* _SET TASK_
Extract all of the entries and give them again, word for word.

** BEGIN DATA LINES **

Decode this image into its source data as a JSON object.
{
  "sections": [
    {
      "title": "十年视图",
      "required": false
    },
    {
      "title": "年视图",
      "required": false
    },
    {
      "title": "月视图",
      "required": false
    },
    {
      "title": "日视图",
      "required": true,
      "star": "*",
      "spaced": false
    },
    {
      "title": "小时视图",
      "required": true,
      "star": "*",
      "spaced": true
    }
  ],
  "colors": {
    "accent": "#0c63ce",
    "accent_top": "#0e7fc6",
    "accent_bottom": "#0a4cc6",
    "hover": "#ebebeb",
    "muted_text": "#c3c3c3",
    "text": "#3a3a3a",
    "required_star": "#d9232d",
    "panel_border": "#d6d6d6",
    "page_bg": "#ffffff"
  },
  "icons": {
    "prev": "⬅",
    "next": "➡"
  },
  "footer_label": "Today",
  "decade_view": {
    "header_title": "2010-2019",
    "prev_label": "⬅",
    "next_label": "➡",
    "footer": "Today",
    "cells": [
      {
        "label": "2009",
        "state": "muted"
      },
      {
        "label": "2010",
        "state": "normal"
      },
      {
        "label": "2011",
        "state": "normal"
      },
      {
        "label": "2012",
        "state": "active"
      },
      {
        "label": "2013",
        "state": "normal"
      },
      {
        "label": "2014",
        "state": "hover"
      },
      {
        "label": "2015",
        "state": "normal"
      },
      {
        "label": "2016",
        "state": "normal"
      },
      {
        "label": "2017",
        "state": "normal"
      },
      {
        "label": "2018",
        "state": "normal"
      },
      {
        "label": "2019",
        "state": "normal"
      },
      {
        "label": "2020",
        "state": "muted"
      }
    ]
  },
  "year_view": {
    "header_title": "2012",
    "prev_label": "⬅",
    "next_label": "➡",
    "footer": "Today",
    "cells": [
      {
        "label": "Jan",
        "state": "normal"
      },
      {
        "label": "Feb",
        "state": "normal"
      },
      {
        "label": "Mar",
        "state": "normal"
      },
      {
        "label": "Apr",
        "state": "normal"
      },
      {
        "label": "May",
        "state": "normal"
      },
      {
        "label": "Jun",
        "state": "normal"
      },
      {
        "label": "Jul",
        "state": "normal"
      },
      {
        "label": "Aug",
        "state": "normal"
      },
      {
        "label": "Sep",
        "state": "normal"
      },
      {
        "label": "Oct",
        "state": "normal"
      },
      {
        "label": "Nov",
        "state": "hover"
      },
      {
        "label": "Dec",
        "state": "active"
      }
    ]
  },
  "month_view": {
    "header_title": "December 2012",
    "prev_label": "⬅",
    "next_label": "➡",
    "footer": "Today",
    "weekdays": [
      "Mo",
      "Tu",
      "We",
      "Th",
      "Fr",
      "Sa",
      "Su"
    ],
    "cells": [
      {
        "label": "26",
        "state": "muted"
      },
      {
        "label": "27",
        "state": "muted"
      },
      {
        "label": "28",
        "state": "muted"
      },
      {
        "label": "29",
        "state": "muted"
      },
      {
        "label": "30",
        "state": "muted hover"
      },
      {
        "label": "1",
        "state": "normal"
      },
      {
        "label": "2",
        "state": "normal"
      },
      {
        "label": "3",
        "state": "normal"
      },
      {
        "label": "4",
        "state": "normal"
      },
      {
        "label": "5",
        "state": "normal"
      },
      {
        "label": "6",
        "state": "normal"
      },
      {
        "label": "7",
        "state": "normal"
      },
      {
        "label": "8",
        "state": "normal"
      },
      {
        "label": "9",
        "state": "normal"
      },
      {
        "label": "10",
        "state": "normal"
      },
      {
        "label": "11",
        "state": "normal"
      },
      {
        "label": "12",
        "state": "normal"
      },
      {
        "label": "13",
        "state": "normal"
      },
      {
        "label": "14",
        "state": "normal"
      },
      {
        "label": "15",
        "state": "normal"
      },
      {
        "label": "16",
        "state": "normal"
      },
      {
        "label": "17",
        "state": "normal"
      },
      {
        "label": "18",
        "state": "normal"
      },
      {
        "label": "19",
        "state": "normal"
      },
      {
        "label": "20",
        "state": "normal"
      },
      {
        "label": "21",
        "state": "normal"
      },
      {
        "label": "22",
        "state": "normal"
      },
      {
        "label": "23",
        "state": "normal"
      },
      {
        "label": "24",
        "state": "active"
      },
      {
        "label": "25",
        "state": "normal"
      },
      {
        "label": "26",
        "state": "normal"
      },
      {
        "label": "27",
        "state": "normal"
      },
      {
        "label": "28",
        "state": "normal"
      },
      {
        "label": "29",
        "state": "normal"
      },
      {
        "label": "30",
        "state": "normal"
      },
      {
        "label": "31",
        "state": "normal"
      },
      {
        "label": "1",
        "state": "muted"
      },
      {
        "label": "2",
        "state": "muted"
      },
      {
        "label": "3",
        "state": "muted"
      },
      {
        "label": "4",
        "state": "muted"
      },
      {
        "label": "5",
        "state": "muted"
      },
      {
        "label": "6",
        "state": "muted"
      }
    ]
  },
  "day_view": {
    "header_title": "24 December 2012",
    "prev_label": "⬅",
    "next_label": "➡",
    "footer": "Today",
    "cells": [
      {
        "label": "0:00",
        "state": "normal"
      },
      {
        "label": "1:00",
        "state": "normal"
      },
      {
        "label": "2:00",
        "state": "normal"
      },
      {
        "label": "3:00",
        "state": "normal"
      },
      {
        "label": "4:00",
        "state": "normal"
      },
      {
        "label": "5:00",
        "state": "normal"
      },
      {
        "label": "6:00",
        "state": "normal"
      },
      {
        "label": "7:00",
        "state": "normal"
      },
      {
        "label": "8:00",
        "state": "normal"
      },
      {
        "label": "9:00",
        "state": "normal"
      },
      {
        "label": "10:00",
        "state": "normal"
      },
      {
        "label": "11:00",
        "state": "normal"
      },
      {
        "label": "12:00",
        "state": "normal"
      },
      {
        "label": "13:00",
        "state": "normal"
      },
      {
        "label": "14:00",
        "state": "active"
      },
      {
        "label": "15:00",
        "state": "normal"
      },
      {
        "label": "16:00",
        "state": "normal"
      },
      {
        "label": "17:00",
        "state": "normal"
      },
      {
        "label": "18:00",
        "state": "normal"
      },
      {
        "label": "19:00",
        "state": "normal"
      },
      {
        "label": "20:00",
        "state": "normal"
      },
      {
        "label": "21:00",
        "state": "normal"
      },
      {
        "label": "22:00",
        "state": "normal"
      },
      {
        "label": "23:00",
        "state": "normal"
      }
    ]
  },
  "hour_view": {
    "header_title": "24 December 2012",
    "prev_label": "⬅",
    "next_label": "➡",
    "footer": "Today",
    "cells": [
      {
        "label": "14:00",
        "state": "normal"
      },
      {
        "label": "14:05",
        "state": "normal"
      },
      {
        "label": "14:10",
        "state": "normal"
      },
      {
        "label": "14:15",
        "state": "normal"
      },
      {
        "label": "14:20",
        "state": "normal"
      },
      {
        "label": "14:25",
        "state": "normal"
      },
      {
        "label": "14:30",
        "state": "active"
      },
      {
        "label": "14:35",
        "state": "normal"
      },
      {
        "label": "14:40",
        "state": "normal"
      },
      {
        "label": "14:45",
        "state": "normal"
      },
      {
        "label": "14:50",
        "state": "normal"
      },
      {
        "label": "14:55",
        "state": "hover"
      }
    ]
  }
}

** END DATA LINES **

* _EXERCISE OUTPUT_
Decode this image into its source data as a JSON object.
{
  "sections": [
    {
      "title": "十年视图",
      "required": false
    },
    {
      "title": "年视图",
      "required": false
    },
    {
      "title": "月视图",
      "required": false
    },
    {
      "title": "日视图",
      "required": true,
      "star": "*",
      "spaced": false
    },
    {
      "title": "小时视图",
      "required": true,
      "star": "*",
      "spaced": true
    }
  ],
  "colors": {
    "accent": "#0c63ce",
    "accent_top": "#0e7fc6",
    "accent_bottom": "#0a4cc6",
    "hover": "#ebebeb",
    "muted_text": "#c3c3c3",
    "text": "#3a3a3a",
    "required_star": "#d9232d",
    "panel_border": "#d6d6d6",
    "page_bg": "#ffffff"
  },
  "icons": {
    "prev": "⬅",
    "next": "➡"
  },
  "footer_label": "Today",
  "decade_view": {
    "header_title": "2010-2019",
    "prev_label": "⬅",
    "next_label": "➡",
    "footer": "Today",
    "cells": [
      {
        "label": "2009",
        "state": "muted"
      },
      {
        "label": "2010",
        "state": "normal"
      },
      {
        "label": "2011",
        "state": "normal"
      },
      {
        "label": "2012",
        "state": "active"
      },
      {
        "label": "2013",
        "state": "normal"
      },
      {
        "label": "2014",
        "state": "hover"
      },
      {
        "label": "2015",
        "state": "normal"
      },
      {
        "label": "2016",
        "state": "normal"
      },
      {
        "label": "2017",
        "state": "normal"
      },
      {
        "label": "2018",
        "state": "normal"
      },
      {
        "label": "2019",
        "state": "normal"
      },
      {
        "label": "2020",
        "state": "muted"
      }
    ]
  },
  "year_view": {
    "header_title": "2012",
    "prev_label": "⬅",
    "next_label": "➡",
    "footer": "Today",
    "cells": [
      {
        "label": "Jan",
        "state": "normal"
      },
      {
        "label": "Feb",
        "state": "normal"
      },
      {
        "label": "Mar",
        "state": "normal"
      },
      {
        "label": "Apr",
        "state": "normal"
      },
      {
        "label": "May",
        "state": "normal"
      },
      {
        "label": "Jun",
        "state": "normal"
      },
      {
        "label": "Jul",
        "state": "normal"
      },
      {
        "label": "Aug",
        "state": "normal"
      },
      {
        "label": "Sep",
        "state": "normal"
      },
      {
        "label": "Oct",
        "state": "normal"
      },
      {
        "label": "Nov",
        "state": "hover"
      },
      {
        "label": "Dec",
        "state": "active"
      }
    ]
  },
  "month_view": {
    "header_title": "December 2012",
    "prev_label": "⬅",
    "next_label": "➡",
    "footer": "Today",
    "weekdays": [
      "Mo",
      "Tu",
      "We",
      "Th",
      "Fr",
      "Sa",
      "Su"
    ],
    "cells": [
      {
        "label": "26",
        "state": "muted"
      },
      {
        "label": "27",
        "state": "muted"
      },
      {
        "label": "28",
        "state": "muted"
      },
      {
        "label": "29",
        "state": "muted"
      },
      {
        "label": "30",
        "state": "muted hover"
      },
      {
        "label": "1",
        "state": "normal"
      },
      {
        "label": "2",
        "state": "normal"
      },
      {
        "label": "3",
        "state": "normal"
      },
      {
        "label": "4",
        "state": "normal"
      },
      {
        "label": "5",
        "state": "normal"
      },
      {
        "label": "6",
        "state": "normal"
      },
      {
        "label": "7",
        "state": "normal"
      },
      {
        "label": "8",
        "state": "normal"
      },
      {
        "label": "9",
        "state": "normal"
      },
      {
        "label": "10",
        "state": "normal"
      },
      {
        "label": "11",
        "state": "normal"
      },
      {
        "label": "12",
        "state": "normal"
      },
      {
        "label": "13",
        "state": "normal"
      },
      {
        "label": "14",
        "state": "normal"
      },
      {
        "label": "15",
        "state": "normal"
      },
      {
        "label": "16",
        "state": "normal"
      },
      {
        "label": "17",
        "state": "normal"
      },
      {
        "label": "18",
        "state": "normal"
      },
      {
        "label": "19",
        "state": "normal"
      },
      {
        "label": "20",
        "state": "normal"
      },
      {
        "label": "21",
        "state": "normal"
      },
      {
        "label": "22",
        "state": "normal"
      },
      {
        "label": "23",
        "state": "normal"
      },
      {
        "label": "24",
        "state": "active"
      },
      {
        "label": "25",
        "state": "normal"
      },
      {
        "label": "26",
        "state": "normal"
      },
      {
        "label": "27",
        "state": "normal"
      },
      {
        "label": "28",
        "state": "normal"
      },
      {
        "label": "29",
        "state": "normal"
      },
      {
        "label": "30",
        "state": "normal"
      },
      {
        "label": "31",
        "state": "normal"
      },
      {
        "label": "1",
        "state": "muted"
      },
      {
        "label": "2",
        "state": "muted"
      },
      {
        "label": "3",
        "state": "muted"
      },
      {
        "label": "4",
        "state": "muted"
      },
      {
        "label": "5",
        "state": "muted"
      },
      {
        "label": "6",
        "state": "muted"
      }
    ]
  },
  "day_view": {
    "header_title": "24 December 2012",
    "prev_label": "⬅",
    "next_label": "➡",
    "footer": "Today",
    "cells": [
      {
        "label": "0:00",
        "state": "normal"
      },
      {
        "label": "1:00",
        "state": "normal"
      },
      {
        "label": "2:00",
        "state": "normal"
      },
      {
        "label": "3:00",
        "state": "normal"
      },
      {
        "label": "4:00",
        "state": "normal"
      },
      {
        "label": "5:00",
        "state": "normal"
      },
      {
        "label": "6:00",
        "state": "normal"
      },
      {
        "label": "7:00",
        "state": "normal"
      },
      {
        "label": "8:00",
        "state": "normal"
      },
      {
        "label": "9:00",
        "state": "normal"
      },
      {
        "label": "10:00",
        "state": "normal"
      },
      {
        "label": "11:00",
        "state": "normal"
      },
      {
        "label": "12:00",
        "state": "normal"
      },
      {
        "label": "13:00",
        "state": "normal"
      },
      {
        "label": "14:00",
        "state": "active"
      },
      {
        "label": "15:00",
        "state": "normal"
      },
      {
        "label": "16:00",
        "state": "normal"
      },
      {
        "label": "17:00",
        "state": "normal"
      },
      {
        "label": "18:00",
        "state": "normal"
      },
      {
        "label": "19:00",
        "state": "normal"
      },
      {
        "label": "20:00",
        "state": "normal"
      },
      {
        "label": "21:00",
        "state": "normal"
      },
      {
        "label": "22:00",
        "state": "normal"
      },
      {
        "label": "23:00",
        "state": "normal"
      }
    ]
  },
  "hour_view": {
    "header_title": "24 December 2012",
    "prev_label": "⬅",
    "next_label": "➡",
    "footer": "Today",
    "cells": [
      {
        "label": "14:00",
        "state": "normal"
      },
      {
        "label": "14:05",
        "state": "normal"
      },
      {
        "label": "14:10",
        "state": "normal"
      },
      {
        "label": "14:15",
        "state": "normal"
      },
      {
        "label": "14:20",
        "state": "normal"
      },
      {
        "label": "14:25",
        "state": "normal"
      },
      {
        "label": "14:30",
        "state": "active"
      },
      {
        "label": "14:35",
        "state": "normal"
      },
      {
        "label": "14:40",
        "state": "normal"
      },
      {
        "label": "14:45",
        "state": "normal"
      },
      {
        "label": "14:50",
        "state": "normal"
      },
      {
        "label": "14:55",
        "state": "hover"
      }
    ]
  }
}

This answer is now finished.